◆ **Written exercise**:
Write every record out again exactly, and keep images out of it.

---*---

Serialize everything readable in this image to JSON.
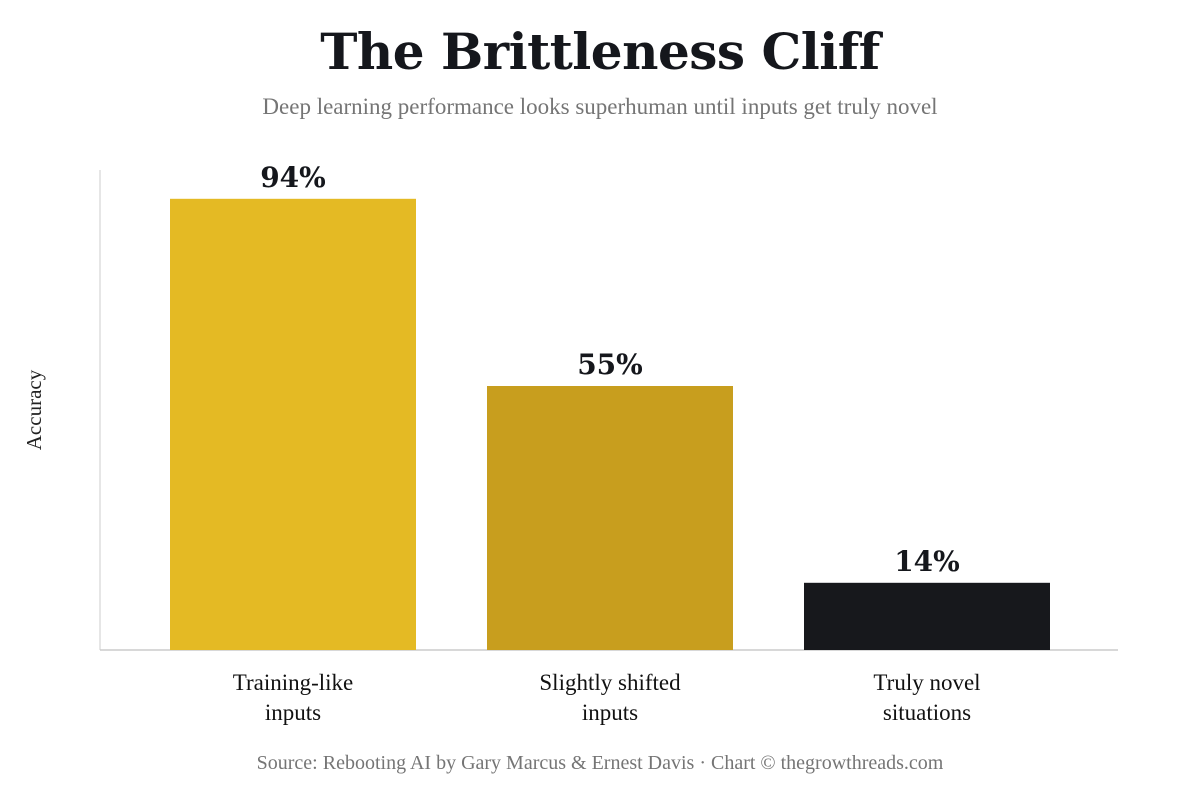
{
  "header": {
    "title": "The Brittleness Cliff",
    "subtitle": "Deep learning performance looks superhuman until inputs get truly novel"
  },
  "footer": {
    "source": "Source: Rebooting AI by Gary Marcus & Ernest Davis · Chart © thegrowthreads.com"
  },
  "chart_data": {
    "type": "bar",
    "title": "The Brittleness Cliff",
    "subtitle": "Deep learning performance looks superhuman until inputs get truly novel",
    "ylabel": "Accuracy",
    "xlabel": "",
    "categories": [
      [
        "Training-like",
        "inputs"
      ],
      [
        "Slightly shifted",
        "inputs"
      ],
      [
        "Truly novel",
        "situations"
      ]
    ],
    "values": [
      94,
      55,
      14
    ],
    "value_labels": [
      "94%",
      "55%",
      "14%"
    ],
    "colors": [
      "#E4BA24",
      "#C89E1E",
      "#17181C"
    ],
    "ylim": [
      0,
      100
    ],
    "grid": false,
    "legend": "none"
  }
}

---*---

◆ **Task output**:
Serialize everything readable in this image to JSON.
{
  "header": {
    "title": "The Brittleness Cliff",
    "subtitle": "Deep learning performance looks superhuman until inputs get truly novel"
  },
  "footer": {
    "source": "Source: Rebooting AI by Gary Marcus & Ernest Davis · Chart © thegrowthreads.com"
  },
  "chart_data": {
    "type": "bar",
    "title": "The Brittleness Cliff",
    "subtitle": "Deep learning performance looks superhuman until inputs get truly novel",
    "ylabel": "Accuracy",
    "xlabel": "",
    "categories": [
      [
        "Training-like",
        "inputs"
      ],
      [
        "Slightly shifted",
        "inputs"
      ],
      [
        "Truly novel",
        "situations"
      ]
    ],
    "values": [
      94,
      55,
      14
    ],
    "value_labels": [
      "94%",
      "55%",
      "14%"
    ],
    "colors": [
      "#E4BA24",
      "#C89E1E",
      "#17181C"
    ],
    "ylim": [
      0,
      100
    ],
    "grid": false,
    "legend": "none"
  }
}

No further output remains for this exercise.